EXCERPTED DATA:
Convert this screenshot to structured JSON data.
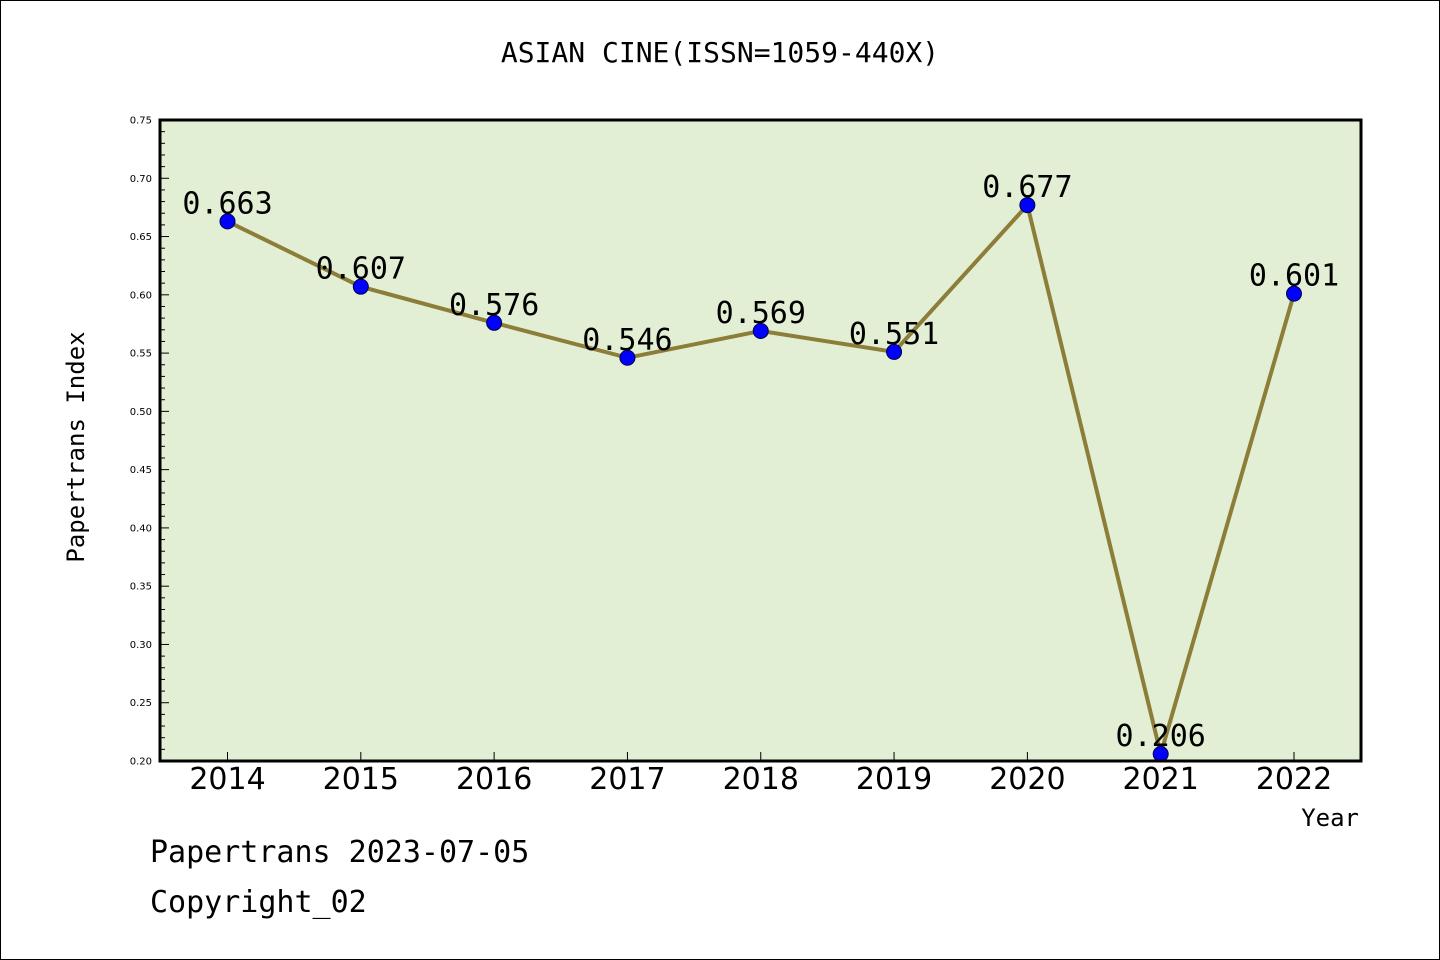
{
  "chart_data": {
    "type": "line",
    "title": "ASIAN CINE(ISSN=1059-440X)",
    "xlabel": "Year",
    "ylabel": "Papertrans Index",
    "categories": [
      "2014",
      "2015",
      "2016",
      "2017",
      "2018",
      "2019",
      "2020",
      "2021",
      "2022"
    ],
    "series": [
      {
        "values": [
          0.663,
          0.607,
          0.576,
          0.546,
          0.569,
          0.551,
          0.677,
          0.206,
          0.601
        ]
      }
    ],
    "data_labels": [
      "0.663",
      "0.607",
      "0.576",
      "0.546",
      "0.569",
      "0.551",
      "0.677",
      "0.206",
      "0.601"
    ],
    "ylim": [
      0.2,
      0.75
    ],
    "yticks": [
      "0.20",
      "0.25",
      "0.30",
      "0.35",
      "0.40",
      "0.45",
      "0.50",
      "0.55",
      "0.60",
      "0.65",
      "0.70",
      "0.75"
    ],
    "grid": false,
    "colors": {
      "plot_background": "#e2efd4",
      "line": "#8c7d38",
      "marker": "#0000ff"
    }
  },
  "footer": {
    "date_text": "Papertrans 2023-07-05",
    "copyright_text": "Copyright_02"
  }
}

TASK REQUIREMENTS: Reproduce the entries above exactly. Do not include the images.

REPLY TO THE TASK:
Convert this screenshot to structured JSON data.
{
  "chart_data": {
    "type": "line",
    "title": "ASIAN CINE(ISSN=1059-440X)",
    "xlabel": "Year",
    "ylabel": "Papertrans Index",
    "categories": [
      "2014",
      "2015",
      "2016",
      "2017",
      "2018",
      "2019",
      "2020",
      "2021",
      "2022"
    ],
    "series": [
      {
        "values": [
          0.663,
          0.607,
          0.576,
          0.546,
          0.569,
          0.551,
          0.677,
          0.206,
          0.601
        ]
      }
    ],
    "data_labels": [
      "0.663",
      "0.607",
      "0.576",
      "0.546",
      "0.569",
      "0.551",
      "0.677",
      "0.206",
      "0.601"
    ],
    "ylim": [
      0.2,
      0.75
    ],
    "yticks": [
      "0.20",
      "0.25",
      "0.30",
      "0.35",
      "0.40",
      "0.45",
      "0.50",
      "0.55",
      "0.60",
      "0.65",
      "0.70",
      "0.75"
    ],
    "grid": false,
    "colors": {
      "plot_background": "#e2efd4",
      "line": "#8c7d38",
      "marker": "#0000ff"
    }
  },
  "footer": {
    "date_text": "Papertrans 2023-07-05",
    "copyright_text": "Copyright_02"
  }
}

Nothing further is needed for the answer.